# Task directions:
Set the listing down again exactly, please, apart from its pictures.

# Provided information:
______

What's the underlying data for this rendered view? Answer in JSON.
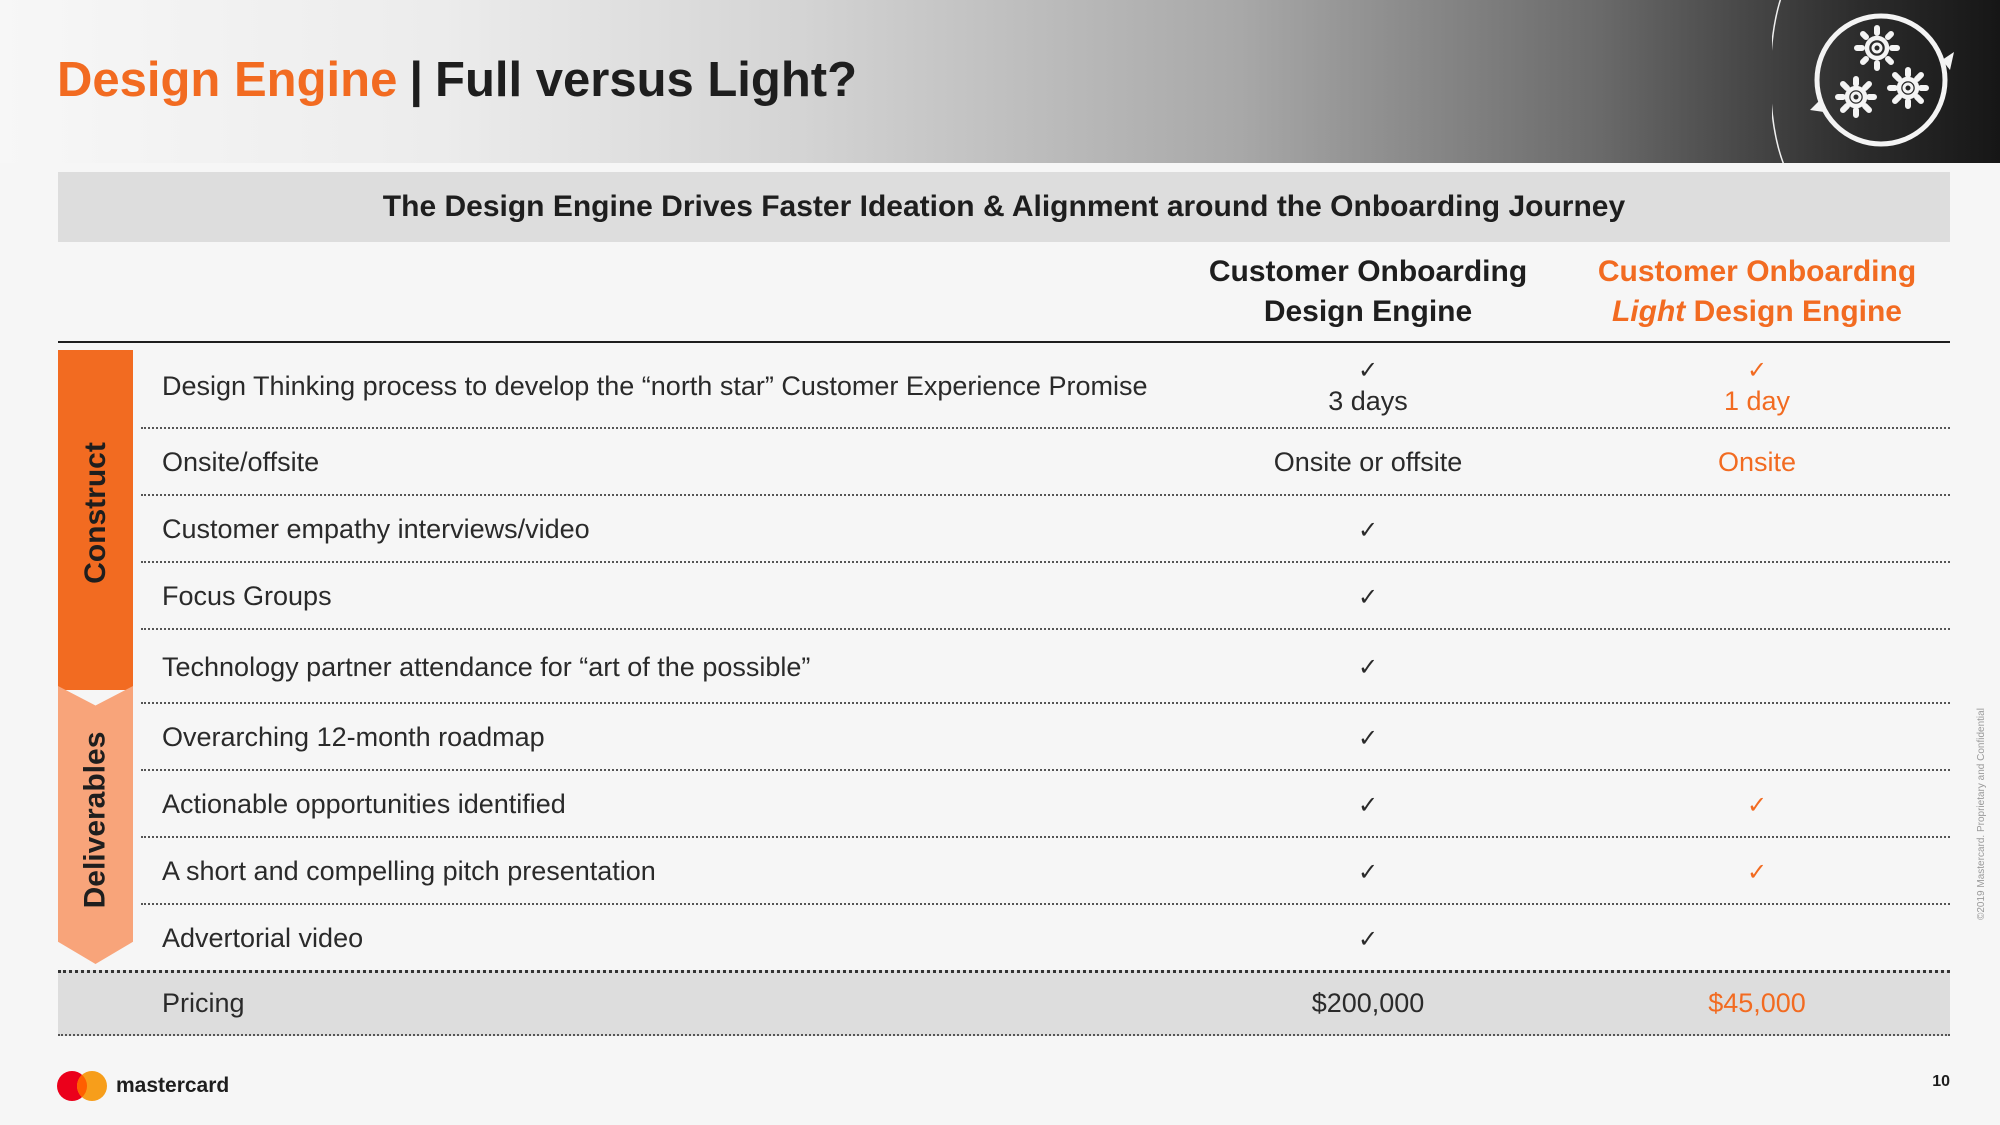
{
  "title": {
    "accent": "Design Engine",
    "separator": "|",
    "main": "Full versus Light?"
  },
  "banner": "The Design Engine Drives Faster Ideation & Alignment around the Onboarding Journey",
  "columns": {
    "full": {
      "line1": "Customer Onboarding",
      "line2": "Design Engine"
    },
    "light": {
      "line1": "Customer Onboarding",
      "line2_italic": "Light",
      "line2_rest": " Design Engine"
    }
  },
  "sections": {
    "construct": "Construct",
    "deliverables": "Deliverables"
  },
  "rows": [
    {
      "label": "Design Thinking process to develop the “north star” Customer Experience Promise",
      "full_check": "✓",
      "full_text": "3 days",
      "light_check": "✓",
      "light_text": "1 day"
    },
    {
      "label": "Onsite/offsite",
      "full_text": "Onsite or offsite",
      "light_text": "Onsite"
    },
    {
      "label": "Customer empathy interviews/video",
      "full_check": "✓"
    },
    {
      "label": "Focus Groups",
      "full_check": "✓"
    },
    {
      "label": "Technology partner attendance for “art of the possible”",
      "full_check": "✓"
    },
    {
      "label": "Overarching 12-month roadmap",
      "full_check": "✓"
    },
    {
      "label": "Actionable opportunities identified",
      "full_check": "✓",
      "light_check": "✓"
    },
    {
      "label": "A short and compelling pitch presentation",
      "full_check": "✓",
      "light_check": "✓"
    },
    {
      "label": "Advertorial video",
      "full_check": "✓"
    }
  ],
  "pricing": {
    "label": "Pricing",
    "full": "$200,000",
    "light": "$45,000"
  },
  "footer": {
    "brand": "mastercard",
    "page_number": "10",
    "copyright": "©2019 Mastercard. Proprietary and Confidential"
  },
  "icons": [
    "gears-cycle-icon",
    "mastercard-logo-icon"
  ],
  "colors": {
    "accent": "#f26b21",
    "accent_light": "#f8a47a",
    "text": "#1e1e1e",
    "band": "#dddddd"
  }
}
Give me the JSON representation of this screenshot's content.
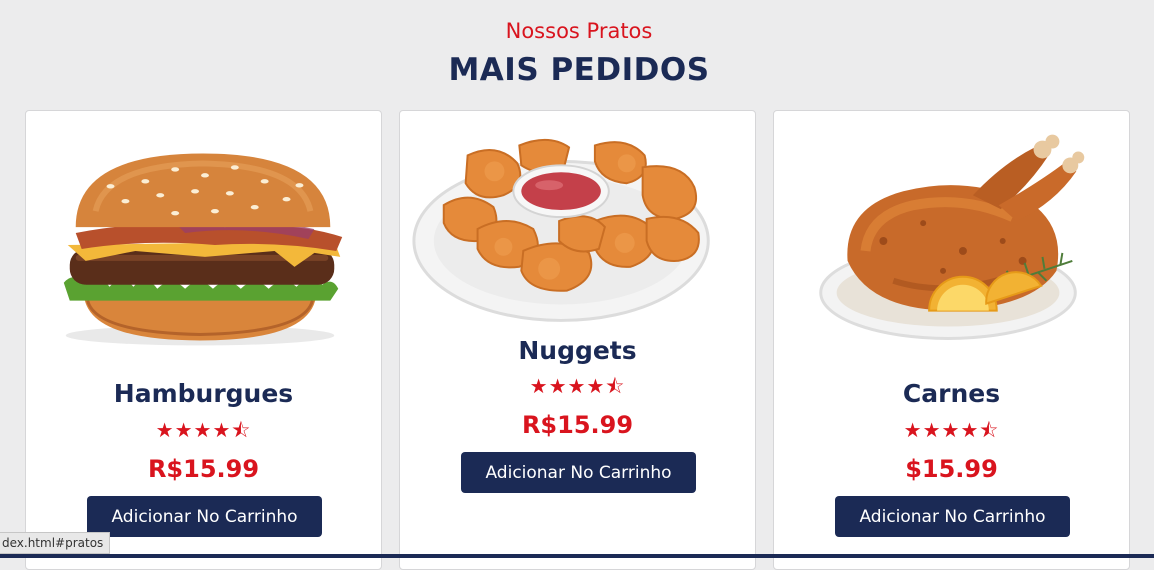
{
  "section": {
    "subtitle": "Nossos Pratos",
    "title": "MAIS PEDIDOS"
  },
  "dishes": [
    {
      "name": "Hamburgues",
      "rating_text": "4.5 stars",
      "rating": 4.5,
      "price": "R$15.99",
      "button": "Adicionar No Carrinho",
      "image_icon": "hamburger-image"
    },
    {
      "name": "Nuggets",
      "rating_text": "4.5 stars",
      "rating": 4.5,
      "price": "R$15.99",
      "button": "Adicionar No Carrinho",
      "image_icon": "nuggets-image"
    },
    {
      "name": "Carnes",
      "rating_text": "4.5 stars",
      "rating": 4.5,
      "price": "$15.99",
      "button": "Adicionar No Carrinho",
      "image_icon": "roast-chicken-image"
    }
  ],
  "status_bar": {
    "url": "dex.html#pratos"
  },
  "colors": {
    "accent": "#d9141e",
    "navy": "#1b2a55",
    "background": "#ececed"
  }
}
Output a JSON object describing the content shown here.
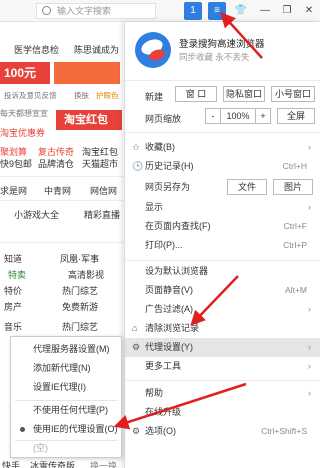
{
  "browser": {
    "search_placeholder": "输入文字搜索",
    "window_buttons": [
      "1",
      "≡",
      "👕",
      "—",
      "❐",
      "✕"
    ]
  },
  "background": {
    "lines": [
      "医学信息检",
      "陈思诚成为",
      "100元",
      "投诉及意见反馈",
      "换肤",
      "护眼色",
      "每天都想宣宣",
      "淘宝红包",
      "淘宝优惠券",
      "聚划算",
      "复古传奇",
      "淘宝红包",
      "快9包邮",
      "品牌清仓",
      "天猫超市",
      "求是网",
      "中青网",
      "网信网",
      "小游戏大全",
      "精彩直播",
      "知道",
      "凤凰·军事",
      "特卖",
      "高清影视",
      "特价",
      "热门综艺",
      "房产",
      "免费新游",
      "音乐",
      "热门综艺",
      "快手",
      "冰雪传奇版",
      "换一换"
    ]
  },
  "menu": {
    "login_title": "登录搜狗高速浏览器",
    "login_sub": "同步收藏 永不丢失",
    "new_label": "新建",
    "new_buttons": [
      "窗 口",
      "隐私窗口",
      "小号窗口"
    ],
    "zoom_label": "网页缩放",
    "zoom_minus": "-",
    "zoom_value": "100%",
    "zoom_plus": "+",
    "fullscreen": "全屏",
    "items": [
      {
        "icon": "☆",
        "label": "收藏(B)",
        "shortcut": "",
        "arrow": "›"
      },
      {
        "icon": "🕒",
        "label": "历史记录(H)",
        "shortcut": "Ctrl+H",
        "arrow": ""
      },
      {
        "icon": "",
        "label": "网页另存为",
        "shortcut": "",
        "arrow": ""
      },
      {
        "icon": "",
        "label": "显示",
        "shortcut": "",
        "arrow": "›"
      },
      {
        "icon": "",
        "label": "在页面内查找(F)",
        "shortcut": "Ctrl+F",
        "arrow": ""
      },
      {
        "icon": "",
        "label": "打印(P)...",
        "shortcut": "Ctrl+P",
        "arrow": ""
      },
      {
        "icon": "",
        "label": "设为默认浏览器",
        "shortcut": "",
        "arrow": ""
      },
      {
        "icon": "",
        "label": "页面静音(V)",
        "shortcut": "Alt+M",
        "arrow": ""
      },
      {
        "icon": "",
        "label": "广告过滤(A)",
        "shortcut": "",
        "arrow": "›"
      },
      {
        "icon": "⌂",
        "label": "清除浏览记录",
        "shortcut": "",
        "arrow": ""
      },
      {
        "icon": "⚙",
        "label": "代理设置(Y)",
        "shortcut": "",
        "arrow": "›"
      },
      {
        "icon": "",
        "label": "更多工具",
        "shortcut": "",
        "arrow": "›"
      },
      {
        "icon": "",
        "label": "帮助",
        "shortcut": "",
        "arrow": "›"
      },
      {
        "icon": "",
        "label": "在线升级",
        "shortcut": "",
        "arrow": ""
      },
      {
        "icon": "⚙",
        "label": "选项(O)",
        "shortcut": "Ctrl+Shift+S",
        "arrow": ""
      }
    ],
    "save_as_buttons": [
      "文件",
      "图片"
    ]
  },
  "submenu": {
    "items": [
      {
        "label": "代理服务器设置(M)"
      },
      {
        "label": "添加新代理(N)"
      },
      {
        "label": "设置IE代理(I)"
      },
      {
        "label": "不使用任何代理(P)"
      },
      {
        "label": "使用IE的代理设置(O)"
      },
      {
        "label": "(空)"
      }
    ]
  },
  "colors": {
    "accent": "#2f7ee0",
    "arrow_red": "#e02020",
    "highlight": "#e5e5e5"
  }
}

______

# Final result:
What's the underlying data for this rendered view? Answer in JSON.
{
  "title": {
    "accent": "Design Engine",
    "separator": "|",
    "main": "Full versus Light?"
  },
  "banner": "The Design Engine Drives Faster Ideation & Alignment around the Onboarding Journey",
  "columns": {
    "full": {
      "line1": "Customer Onboarding",
      "line2": "Design Engine"
    },
    "light": {
      "line1": "Customer Onboarding",
      "line2_italic": "Light",
      "line2_rest": " Design Engine"
    }
  },
  "sections": {
    "construct": "Construct",
    "deliverables": "Deliverables"
  },
  "rows": [
    {
      "label": "Design Thinking process to develop the “north star” Customer Experience Promise",
      "full_check": "✓",
      "full_text": "3 days",
      "light_check": "✓",
      "light_text": "1 day"
    },
    {
      "label": "Onsite/offsite",
      "full_text": "Onsite or offsite",
      "light_text": "Onsite"
    },
    {
      "label": "Customer empathy interviews/video",
      "full_check": "✓"
    },
    {
      "label": "Focus Groups",
      "full_check": "✓"
    },
    {
      "label": "Technology partner attendance for “art of the possible”",
      "full_check": "✓"
    },
    {
      "label": "Overarching 12-month roadmap",
      "full_check": "✓"
    },
    {
      "label": "Actionable opportunities identified",
      "full_check": "✓",
      "light_check": "✓"
    },
    {
      "label": "A short and compelling pitch presentation",
      "full_check": "✓",
      "light_check": "✓"
    },
    {
      "label": "Advertorial video",
      "full_check": "✓"
    }
  ],
  "pricing": {
    "label": "Pricing",
    "full": "$200,000",
    "light": "$45,000"
  },
  "footer": {
    "brand": "mastercard",
    "page_number": "10",
    "copyright": "©2019 Mastercard. Proprietary and Confidential"
  },
  "icons": [
    "gears-cycle-icon",
    "mastercard-logo-icon"
  ],
  "colors": {
    "accent": "#f26b21",
    "accent_light": "#f8a47a",
    "text": "#1e1e1e",
    "band": "#dddddd"
  }
}
Give me the JSON representation of this screenshot's content.
{
  "section": {
    "subtitle": "Nossos Pratos",
    "title": "MAIS PEDIDOS"
  },
  "dishes": [
    {
      "name": "Hamburgues",
      "rating_text": "4.5 stars",
      "rating": 4.5,
      "price": "R$15.99",
      "button": "Adicionar No Carrinho",
      "image_icon": "hamburger-image"
    },
    {
      "name": "Nuggets",
      "rating_text": "4.5 stars",
      "rating": 4.5,
      "price": "R$15.99",
      "button": "Adicionar No Carrinho",
      "image_icon": "nuggets-image"
    },
    {
      "name": "Carnes",
      "rating_text": "4.5 stars",
      "rating": 4.5,
      "price": "$15.99",
      "button": "Adicionar No Carrinho",
      "image_icon": "roast-chicken-image"
    }
  ],
  "status_bar": {
    "url": "dex.html#pratos"
  },
  "colors": {
    "accent": "#d9141e",
    "navy": "#1b2a55",
    "background": "#ececed"
  }
}
Output a JSON object describing the content shown here.
{
  "browser": {
    "search_placeholder": "输入文字搜索",
    "window_buttons": [
      "1",
      "≡",
      "👕",
      "—",
      "❐",
      "✕"
    ]
  },
  "background": {
    "lines": [
      "医学信息检",
      "陈思诚成为",
      "100元",
      "投诉及意见反馈",
      "换肤",
      "护眼色",
      "每天都想宣宣",
      "淘宝红包",
      "淘宝优惠券",
      "聚划算",
      "复古传奇",
      "淘宝红包",
      "快9包邮",
      "品牌清仓",
      "天猫超市",
      "求是网",
      "中青网",
      "网信网",
      "小游戏大全",
      "精彩直播",
      "知道",
      "凤凰·军事",
      "特卖",
      "高清影视",
      "特价",
      "热门综艺",
      "房产",
      "免费新游",
      "音乐",
      "热门综艺",
      "快手",
      "冰雪传奇版",
      "换一换"
    ]
  },
  "menu": {
    "login_title": "登录搜狗高速浏览器",
    "login_sub": "同步收藏 永不丢失",
    "new_label": "新建",
    "new_buttons": [
      "窗 口",
      "隐私窗口",
      "小号窗口"
    ],
    "zoom_label": "网页缩放",
    "zoom_minus": "-",
    "zoom_value": "100%",
    "zoom_plus": "+",
    "fullscreen": "全屏",
    "items": [
      {
        "icon": "☆",
        "label": "收藏(B)",
        "shortcut": "",
        "arrow": "›"
      },
      {
        "icon": "🕒",
        "label": "历史记录(H)",
        "shortcut": "Ctrl+H",
        "arrow": ""
      },
      {
        "icon": "",
        "label": "网页另存为",
        "shortcut": "",
        "arrow": ""
      },
      {
        "icon": "",
        "label": "显示",
        "shortcut": "",
        "arrow": "›"
      },
      {
        "icon": "",
        "label": "在页面内查找(F)",
        "shortcut": "Ctrl+F",
        "arrow": ""
      },
      {
        "icon": "",
        "label": "打印(P)...",
        "shortcut": "Ctrl+P",
        "arrow": ""
      },
      {
        "icon": "",
        "label": "设为默认浏览器",
        "shortcut": "",
        "arrow": ""
      },
      {
        "icon": "",
        "label": "页面静音(V)",
        "shortcut": "Alt+M",
        "arrow": ""
      },
      {
        "icon": "",
        "label": "广告过滤(A)",
        "shortcut": "",
        "arrow": "›"
      },
      {
        "icon": "⌂",
        "label": "清除浏览记录",
        "shortcut": "",
        "arrow": ""
      },
      {
        "icon": "⚙",
        "label": "代理设置(Y)",
        "shortcut": "",
        "arrow": "›"
      },
      {
        "icon": "",
        "label": "更多工具",
        "shortcut": "",
        "arrow": "›"
      },
      {
        "icon": "",
        "label": "帮助",
        "shortcut": "",
        "arrow": "›"
      },
      {
        "icon": "",
        "label": "在线升级",
        "shortcut": "",
        "arrow": ""
      },
      {
        "icon": "⚙",
        "label": "选项(O)",
        "shortcut": "Ctrl+Shift+S",
        "arrow": ""
      }
    ],
    "save_as_buttons": [
      "文件",
      "图片"
    ]
  },
  "submenu": {
    "items": [
      {
        "label": "代理服务器设置(M)"
      },
      {
        "label": "添加新代理(N)"
      },
      {
        "label": "设置IE代理(I)"
      },
      {
        "label": "不使用任何代理(P)"
      },
      {
        "label": "使用IE的代理设置(O)"
      },
      {
        "label": "(空)"
      }
    ]
  },
  "colors": {
    "accent": "#2f7ee0",
    "arrow_red": "#e02020",
    "highlight": "#e5e5e5"
  }
}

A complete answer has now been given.